Problem to solve - Without the images, output each record below as it stands.

┄┄┄┄┄┄┄┄┄┄

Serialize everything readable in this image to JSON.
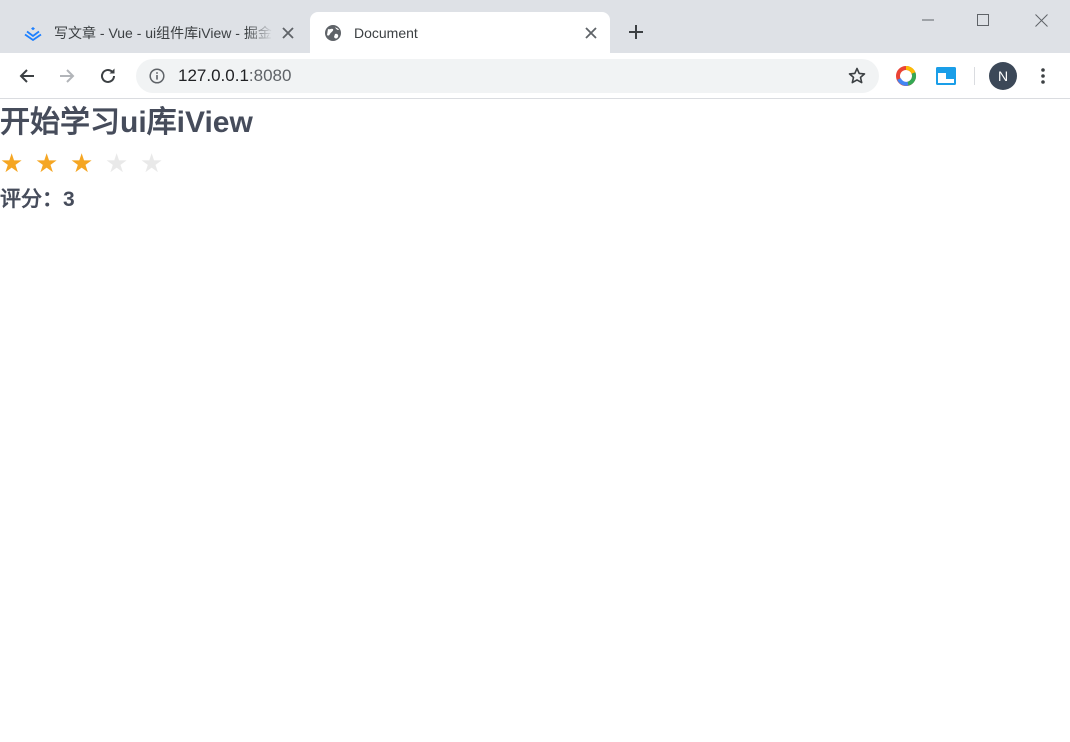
{
  "browser": {
    "tabs": [
      {
        "title": "写文章 - Vue - ui组件库iView - 掘金",
        "icon": "juejin-logo-icon",
        "active": false
      },
      {
        "title": "Document",
        "icon": "globe-icon",
        "active": true
      }
    ],
    "address": {
      "host": "127.0.0.1",
      "port": ":8080"
    },
    "profile_initial": "N",
    "icons": {
      "back": "arrow-left-icon",
      "forward": "arrow-right-icon",
      "reload": "reload-icon",
      "site_info": "info-icon",
      "bookmark": "star-outline-icon",
      "extension_1": "ring-extension-icon",
      "extension_2": "cast-extension-icon",
      "menu": "more-vertical-icon"
    }
  },
  "page": {
    "heading": "开始学习ui库iView",
    "rating": {
      "value": 3,
      "max": 5,
      "star_glyph": "★"
    },
    "score_text": "评分：3"
  },
  "colors": {
    "star_active": "#f5a623",
    "star_inactive": "#e9e9e9",
    "text": "#464c5b",
    "tabstrip": "#dee1e6",
    "juejin_blue": "#1e80ff"
  }
}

┄┄┄┄┄┄┄┄┄┄

Solution -
Serialize everything readable in this image to JSON.
{
  "browser": {
    "tabs": [
      {
        "title": "写文章 - Vue - ui组件库iView - 掘金",
        "icon": "juejin-logo-icon",
        "active": false
      },
      {
        "title": "Document",
        "icon": "globe-icon",
        "active": true
      }
    ],
    "address": {
      "host": "127.0.0.1",
      "port": ":8080"
    },
    "profile_initial": "N",
    "icons": {
      "back": "arrow-left-icon",
      "forward": "arrow-right-icon",
      "reload": "reload-icon",
      "site_info": "info-icon",
      "bookmark": "star-outline-icon",
      "extension_1": "ring-extension-icon",
      "extension_2": "cast-extension-icon",
      "menu": "more-vertical-icon"
    }
  },
  "page": {
    "heading": "开始学习ui库iView",
    "rating": {
      "value": 3,
      "max": 5,
      "star_glyph": "★"
    },
    "score_text": "评分：3"
  },
  "colors": {
    "star_active": "#f5a623",
    "star_inactive": "#e9e9e9",
    "text": "#464c5b",
    "tabstrip": "#dee1e6",
    "juejin_blue": "#1e80ff"
  }
}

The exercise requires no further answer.